**GIVEN INFORMATION**
------
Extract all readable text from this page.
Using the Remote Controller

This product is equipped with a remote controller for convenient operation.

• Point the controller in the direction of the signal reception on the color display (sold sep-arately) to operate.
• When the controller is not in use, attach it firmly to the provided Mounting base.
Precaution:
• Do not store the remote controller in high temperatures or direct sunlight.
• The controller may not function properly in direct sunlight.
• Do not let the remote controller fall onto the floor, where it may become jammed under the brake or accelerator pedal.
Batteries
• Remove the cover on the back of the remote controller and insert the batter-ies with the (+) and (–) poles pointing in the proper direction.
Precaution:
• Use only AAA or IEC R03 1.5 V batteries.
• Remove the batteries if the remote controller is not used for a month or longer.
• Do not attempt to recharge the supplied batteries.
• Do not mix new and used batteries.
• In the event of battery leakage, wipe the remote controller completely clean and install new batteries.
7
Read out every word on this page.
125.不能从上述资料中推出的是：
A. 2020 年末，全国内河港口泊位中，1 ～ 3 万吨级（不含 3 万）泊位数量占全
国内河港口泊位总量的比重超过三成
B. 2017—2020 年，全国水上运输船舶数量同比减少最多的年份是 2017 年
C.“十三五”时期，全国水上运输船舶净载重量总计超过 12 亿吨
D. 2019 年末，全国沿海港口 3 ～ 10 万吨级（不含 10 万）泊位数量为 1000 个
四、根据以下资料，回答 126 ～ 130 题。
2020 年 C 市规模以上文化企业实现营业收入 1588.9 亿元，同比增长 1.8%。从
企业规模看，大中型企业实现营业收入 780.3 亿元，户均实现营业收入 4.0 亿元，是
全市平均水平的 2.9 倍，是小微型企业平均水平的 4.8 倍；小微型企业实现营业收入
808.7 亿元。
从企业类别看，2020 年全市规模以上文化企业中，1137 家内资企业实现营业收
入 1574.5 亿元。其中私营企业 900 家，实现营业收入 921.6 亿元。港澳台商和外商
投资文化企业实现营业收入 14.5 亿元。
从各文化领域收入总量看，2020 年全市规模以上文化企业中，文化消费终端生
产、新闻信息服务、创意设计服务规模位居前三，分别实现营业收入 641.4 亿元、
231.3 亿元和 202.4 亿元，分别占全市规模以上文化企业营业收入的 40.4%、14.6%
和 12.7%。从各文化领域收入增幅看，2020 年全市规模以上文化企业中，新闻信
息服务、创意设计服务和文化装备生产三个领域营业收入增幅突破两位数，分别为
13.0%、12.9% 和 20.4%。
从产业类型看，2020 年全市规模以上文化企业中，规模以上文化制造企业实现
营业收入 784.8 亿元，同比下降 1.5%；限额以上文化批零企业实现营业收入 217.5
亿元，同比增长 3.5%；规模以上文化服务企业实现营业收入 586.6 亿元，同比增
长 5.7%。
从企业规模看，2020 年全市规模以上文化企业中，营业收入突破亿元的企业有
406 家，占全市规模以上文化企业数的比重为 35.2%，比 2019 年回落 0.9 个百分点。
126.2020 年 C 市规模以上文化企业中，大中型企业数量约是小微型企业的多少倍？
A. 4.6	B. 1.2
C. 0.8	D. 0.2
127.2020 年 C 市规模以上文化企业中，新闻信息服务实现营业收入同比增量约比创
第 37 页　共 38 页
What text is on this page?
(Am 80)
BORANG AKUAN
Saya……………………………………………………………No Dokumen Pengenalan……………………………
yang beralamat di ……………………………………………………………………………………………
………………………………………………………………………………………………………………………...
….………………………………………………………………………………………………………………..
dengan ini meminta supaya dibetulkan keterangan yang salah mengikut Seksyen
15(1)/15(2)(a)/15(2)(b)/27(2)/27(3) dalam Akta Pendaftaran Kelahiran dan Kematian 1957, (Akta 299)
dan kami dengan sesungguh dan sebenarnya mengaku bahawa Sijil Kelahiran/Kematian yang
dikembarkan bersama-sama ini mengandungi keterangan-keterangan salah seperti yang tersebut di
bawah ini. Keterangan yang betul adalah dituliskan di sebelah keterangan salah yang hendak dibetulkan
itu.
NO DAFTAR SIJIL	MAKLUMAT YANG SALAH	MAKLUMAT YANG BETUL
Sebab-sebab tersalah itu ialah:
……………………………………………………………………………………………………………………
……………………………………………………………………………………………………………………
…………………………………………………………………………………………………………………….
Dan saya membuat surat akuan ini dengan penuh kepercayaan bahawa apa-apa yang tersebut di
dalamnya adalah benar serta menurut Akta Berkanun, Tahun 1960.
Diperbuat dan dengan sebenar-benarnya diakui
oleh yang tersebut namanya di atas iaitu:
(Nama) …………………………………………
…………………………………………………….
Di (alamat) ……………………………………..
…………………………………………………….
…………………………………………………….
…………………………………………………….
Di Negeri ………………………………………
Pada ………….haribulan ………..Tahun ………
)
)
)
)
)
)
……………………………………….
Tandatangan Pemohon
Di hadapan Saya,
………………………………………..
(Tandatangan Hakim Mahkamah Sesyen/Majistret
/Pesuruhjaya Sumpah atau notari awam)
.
------
**WORK TO BE COMPLETED**
Each line of the material above must be retyped precisely.

**REPLY TO THE EXERCISE**
Extract all readable text from this page.
Using the Remote Controller

This product is equipped with a remote controller for convenient operation.

• Point the controller in the direction of the signal reception on the color display (sold sep-arately) to operate.
• When the controller is not in use, attach it firmly to the provided Mounting base.
Precaution:
• Do not store the remote controller in high temperatures or direct sunlight.
• The controller may not function properly in direct sunlight.
• Do not let the remote controller fall onto the floor, where it may become jammed under the brake or accelerator pedal.
Batteries
• Remove the cover on the back of the remote controller and insert the batter-ies with the (+) and (–) poles pointing in the proper direction.
Precaution:
• Use only AAA or IEC R03 1.5 V batteries.
• Remove the batteries if the remote controller is not used for a month or longer.
• Do not attempt to recharge the supplied batteries.
• Do not mix new and used batteries.
• In the event of battery leakage, wipe the remote controller completely clean and install new batteries.
7
Read out every word on this page.
125.不能从上述资料中推出的是：
A. 2020 年末，全国内河港口泊位中，1 ～ 3 万吨级（不含 3 万）泊位数量占全
国内河港口泊位总量的比重超过三成
B. 2017—2020 年，全国水上运输船舶数量同比减少最多的年份是 2017 年
C.“十三五”时期，全国水上运输船舶净载重量总计超过 12 亿吨
D. 2019 年末，全国沿海港口 3 ～ 10 万吨级（不含 10 万）泊位数量为 1000 个
四、根据以下资料，回答 126 ～ 130 题。
2020 年 C 市规模以上文化企业实现营业收入 1588.9 亿元，同比增长 1.8%。从
企业规模看，大中型企业实现营业收入 780.3 亿元，户均实现营业收入 4.0 亿元，是
全市平均水平的 2.9 倍，是小微型企业平均水平的 4.8 倍；小微型企业实现营业收入
808.7 亿元。
从企业类别看，2020 年全市规模以上文化企业中，1137 家内资企业实现营业收
入 1574.5 亿元。其中私营企业 900 家，实现营业收入 921.6 亿元。港澳台商和外商
投资文化企业实现营业收入 14.5 亿元。
从各文化领域收入总量看，2020 年全市规模以上文化企业中，文化消费终端生
产、新闻信息服务、创意设计服务规模位居前三，分别实现营业收入 641.4 亿元、
231.3 亿元和 202.4 亿元，分别占全市规模以上文化企业营业收入的 40.4%、14.6%
和 12.7%。从各文化领域收入增幅看，2020 年全市规模以上文化企业中，新闻信
息服务、创意设计服务和文化装备生产三个领域营业收入增幅突破两位数，分别为
13.0%、12.9% 和 20.4%。
从产业类型看，2020 年全市规模以上文化企业中，规模以上文化制造企业实现
营业收入 784.8 亿元，同比下降 1.5%；限额以上文化批零企业实现营业收入 217.5
亿元，同比增长 3.5%；规模以上文化服务企业实现营业收入 586.6 亿元，同比增
长 5.7%。
从企业规模看，2020 年全市规模以上文化企业中，营业收入突破亿元的企业有
406 家，占全市规模以上文化企业数的比重为 35.2%，比 2019 年回落 0.9 个百分点。
126.2020 年 C 市规模以上文化企业中，大中型企业数量约是小微型企业的多少倍？
A. 4.6	B. 1.2
C. 0.8	D. 0.2
127.2020 年 C 市规模以上文化企业中，新闻信息服务实现营业收入同比增量约比创
第 37 页　共 38 页
What text is on this page?
(Am 80)
BORANG AKUAN
Saya……………………………………………………………No Dokumen Pengenalan……………………………
yang beralamat di ……………………………………………………………………………………………
………………………………………………………………………………………………………………………...
….………………………………………………………………………………………………………………..
dengan ini meminta supaya dibetulkan keterangan yang salah mengikut Seksyen
15(1)/15(2)(a)/15(2)(b)/27(2)/27(3) dalam Akta Pendaftaran Kelahiran dan Kematian 1957, (Akta 299)
dan kami dengan sesungguh dan sebenarnya mengaku bahawa Sijil Kelahiran/Kematian yang
dikembarkan bersama-sama ini mengandungi keterangan-keterangan salah seperti yang tersebut di
bawah ini. Keterangan yang betul adalah dituliskan di sebelah keterangan salah yang hendak dibetulkan
itu.
NO DAFTAR SIJIL	MAKLUMAT YANG SALAH	MAKLUMAT YANG BETUL
Sebab-sebab tersalah itu ialah:
……………………………………………………………………………………………………………………
……………………………………………………………………………………………………………………
…………………………………………………………………………………………………………………….
Dan saya membuat surat akuan ini dengan penuh kepercayaan bahawa apa-apa yang tersebut di
dalamnya adalah benar serta menurut Akta Berkanun, Tahun 1960.
Diperbuat dan dengan sebenar-benarnya diakui
oleh yang tersebut namanya di atas iaitu:
(Nama) …………………………………………
…………………………………………………….
Di (alamat) ……………………………………..
…………………………………………………….
…………………………………………………….
…………………………………………………….
Di Negeri ………………………………………
Pada ………….haribulan ………..Tahun ………
)
)
)
)
)
)
……………………………………….
Tandatangan Pemohon
Di hadapan Saya,
………………………………………..
(Tandatangan Hakim Mahkamah Sesyen/Majistret
/Pesuruhjaya Sumpah atau notari awam)
.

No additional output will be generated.